___ Task data ___
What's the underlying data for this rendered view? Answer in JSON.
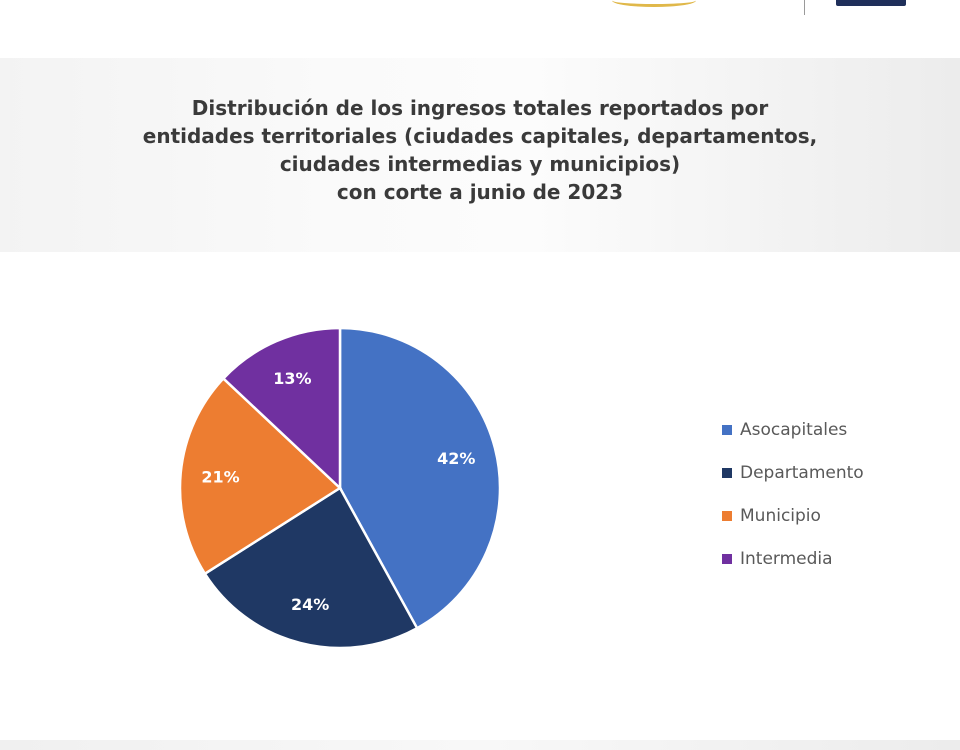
{
  "header": {
    "title_lines": [
      "Distribución de los ingresos totales reportados por",
      "entidades territoriales (ciudades capitales, departamentos,",
      "ciudades intermedias y municipios)",
      "con corte a junio de 2023"
    ]
  },
  "chart_data": {
    "type": "pie",
    "title": "Distribución de los ingresos totales reportados por entidades territoriales (ciudades capitales, departamentos, ciudades intermedias y municipios) con corte a junio de 2023",
    "categories": [
      "Asocapitales",
      "Departamento",
      "Municipio",
      "Intermedia"
    ],
    "values": [
      42,
      24,
      21,
      13
    ],
    "labels": [
      "42%",
      "24%",
      "21%",
      "13%"
    ],
    "colors": [
      "#4472C4",
      "#1F3864",
      "#ED7D31",
      "#7030A0"
    ],
    "legend_position": "right"
  }
}
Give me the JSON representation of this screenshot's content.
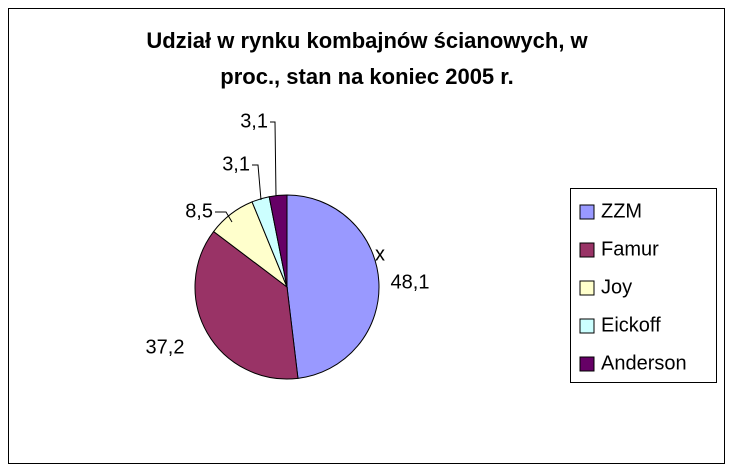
{
  "chart_data": {
    "type": "pie",
    "title": [
      "Udział w rynku kombajnów ścianowych, w",
      "proc., stan na koniec 2005 r."
    ],
    "categories": [
      "ZZM",
      "Famur",
      "Joy",
      "Eickoff",
      "Anderson"
    ],
    "values": [
      48.1,
      37.2,
      8.5,
      3.1,
      3.1
    ],
    "value_labels": [
      "48,1",
      "37,2",
      "8,5",
      "3,1",
      "3,1"
    ],
    "colors": [
      "#9999ff",
      "#993366",
      "#ffffcc",
      "#ccffff",
      "#660066"
    ],
    "annotation": "x",
    "legend": "right"
  }
}
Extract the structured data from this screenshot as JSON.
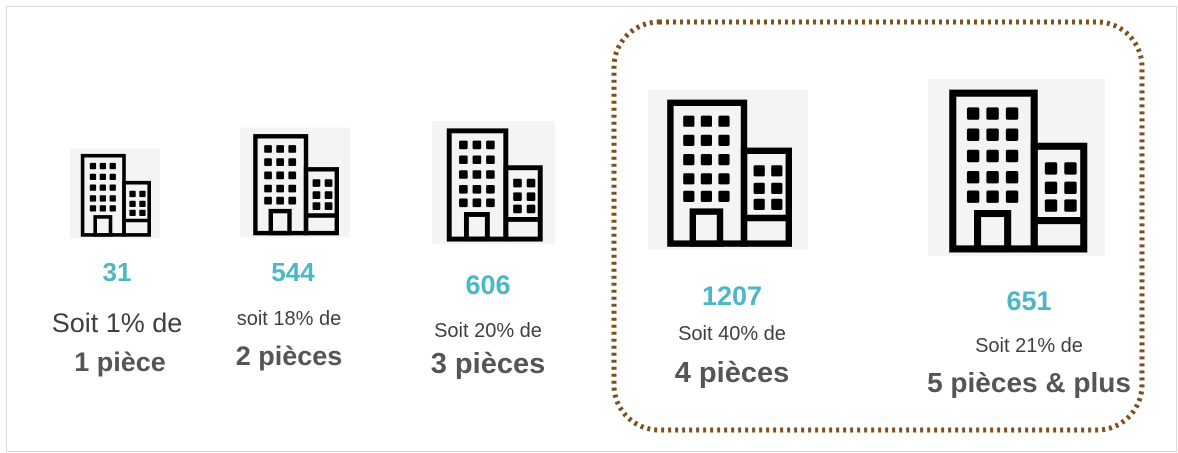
{
  "items": [
    {
      "count": "31",
      "caption": "Soit 1% de",
      "label": "1 pièce"
    },
    {
      "count": "544",
      "caption": "soit 18% de",
      "label": "2 pièces"
    },
    {
      "count": "606",
      "caption": "Soit 20% de",
      "label": "3 pièces"
    },
    {
      "count": "1207",
      "caption": "Soit 40% de",
      "label": "4 pièces"
    },
    {
      "count": "651",
      "caption": "Soit 21% de",
      "label": "5 pièces & plus"
    }
  ]
}
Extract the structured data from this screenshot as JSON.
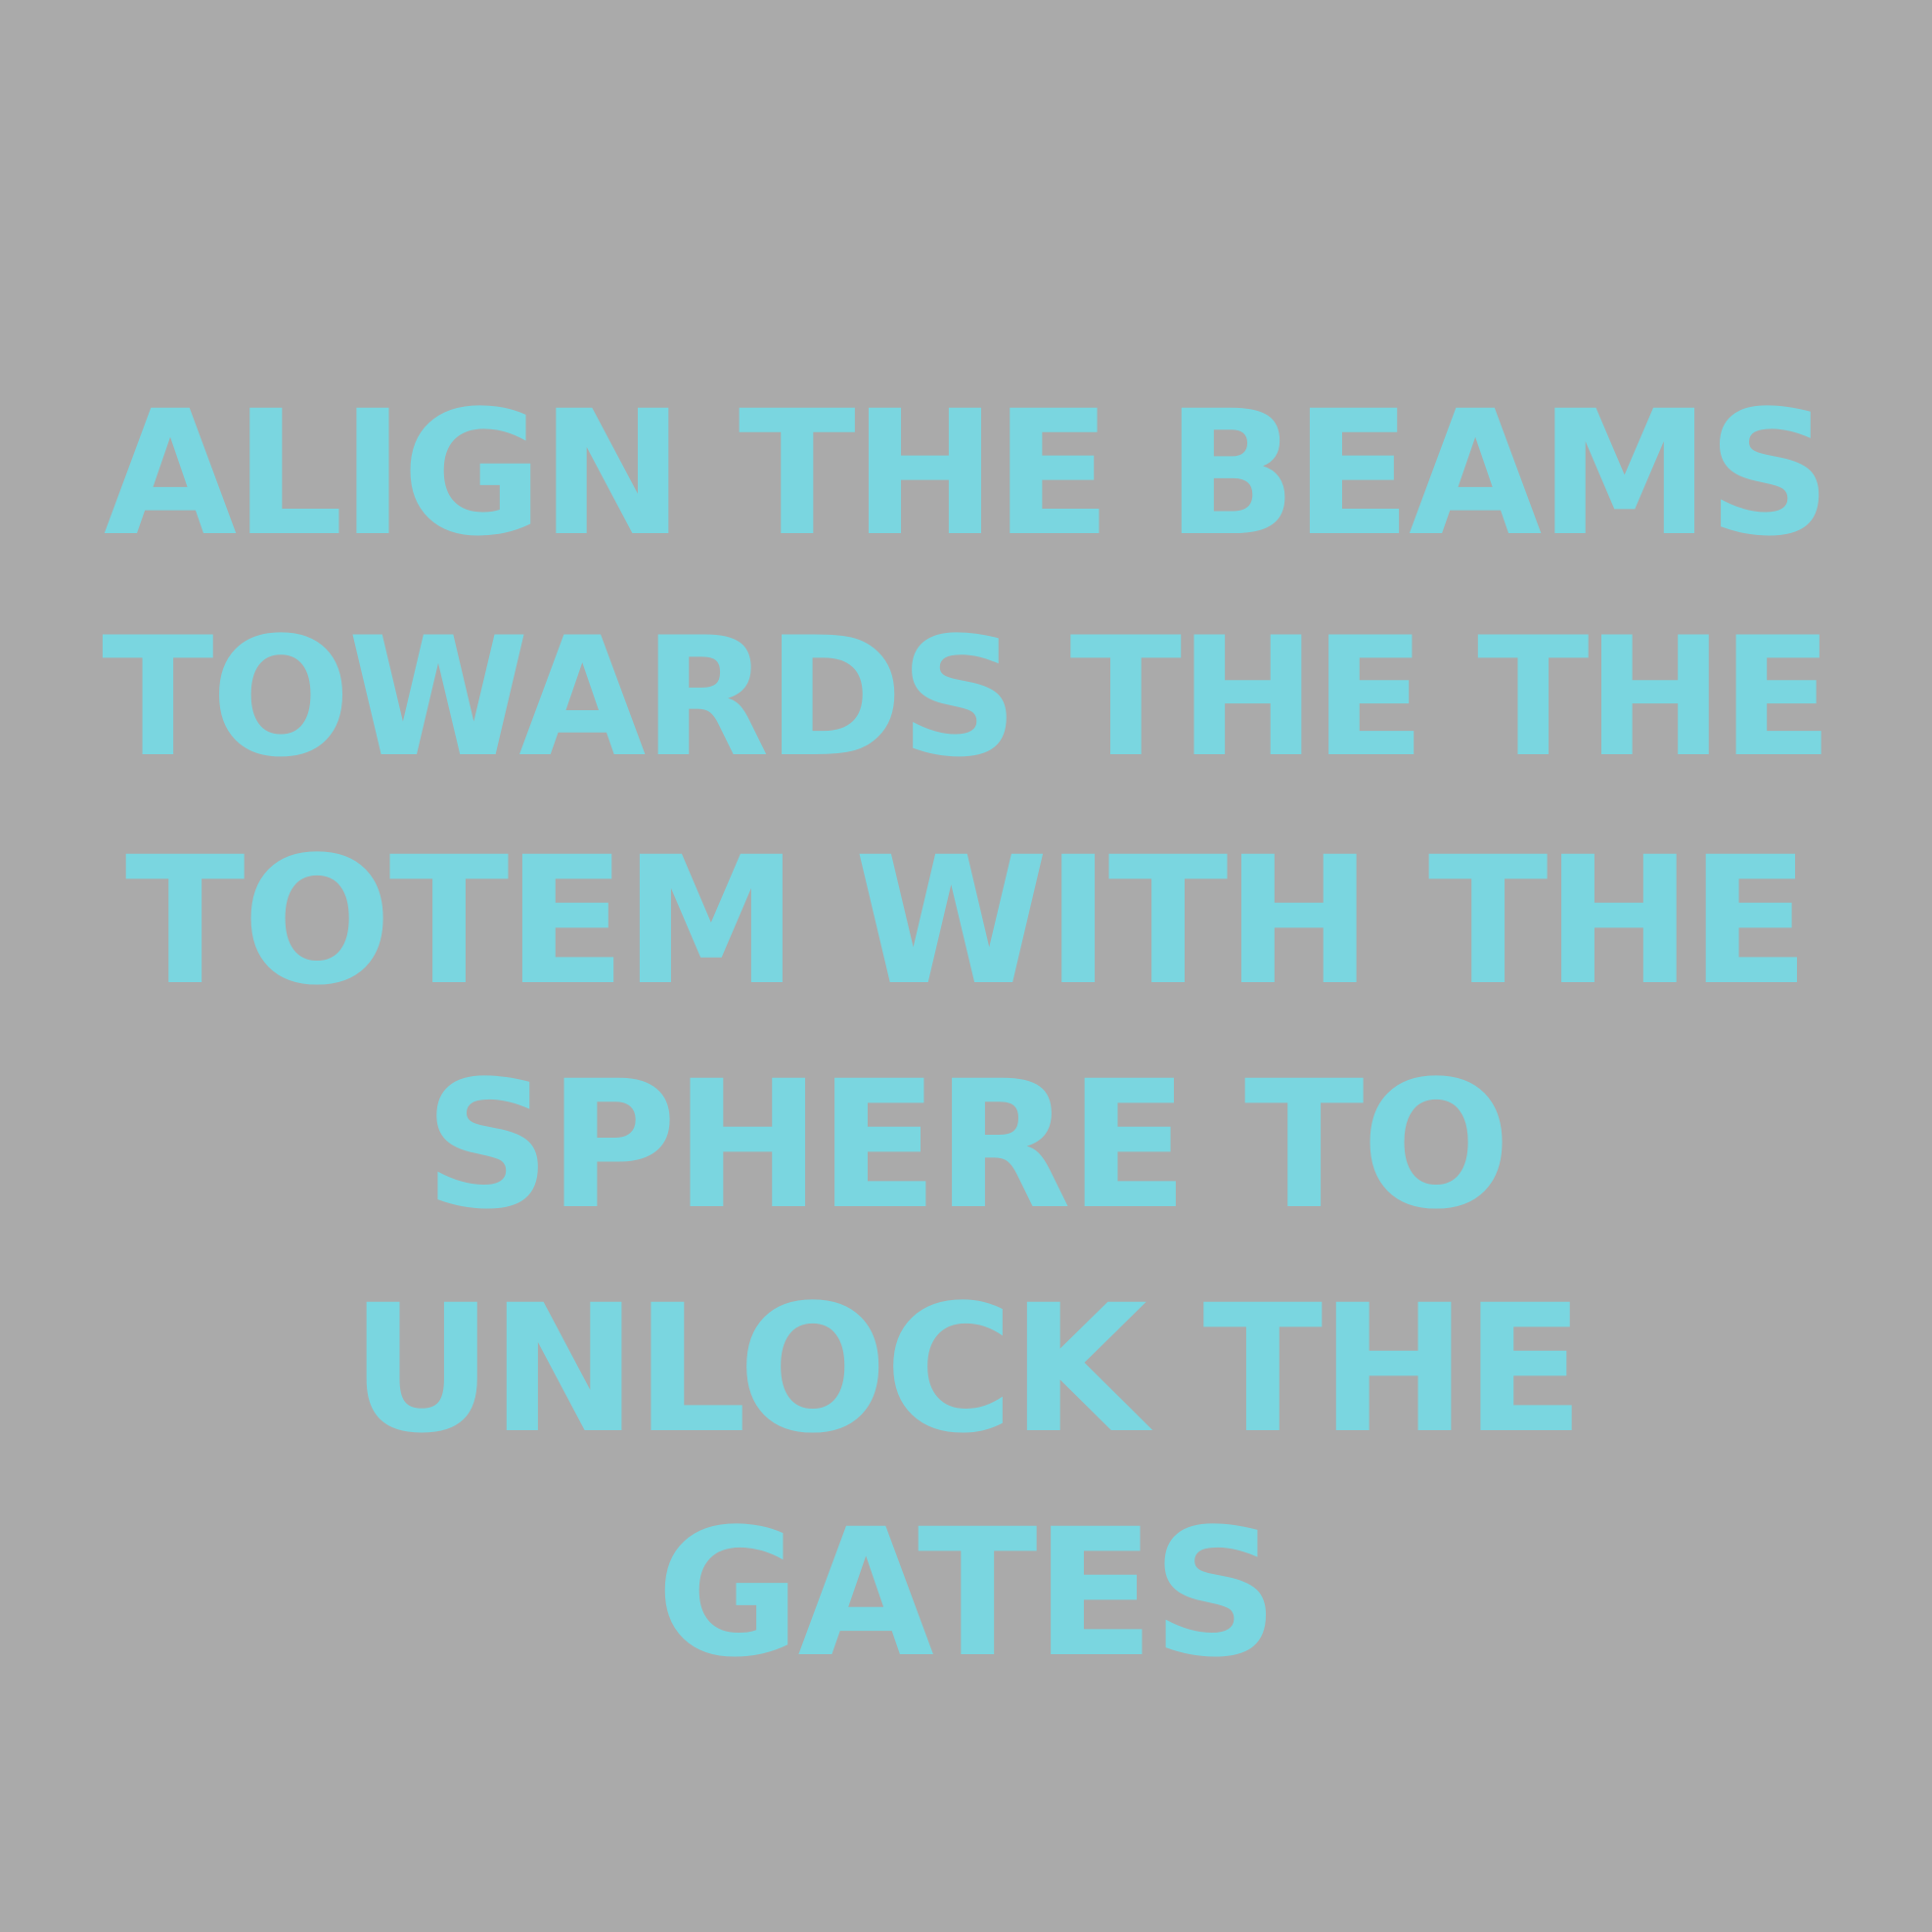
{
  "colors": {
    "background": "#aaaaaa",
    "text": "#7ad6e0"
  },
  "message": {
    "lines": [
      "ALIGN THE BEAMS",
      "TOWARDS THE THE",
      "TOTEM WITH THE",
      "SPHERE TO",
      "UNLOCK THE",
      "GATES"
    ]
  }
}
___
■ **Task instructions**
Check each line above for the string "territoriales" and show the ones that have it.

■ **Full response**
      "entidades territoriales (ciudades capitales, departamentos,",
    "title": "Distribución de los ingresos totales reportados por entidades territoriales (ciudades capitales, departamentos, ciudades intermedias y municipios) con corte a junio de 2023",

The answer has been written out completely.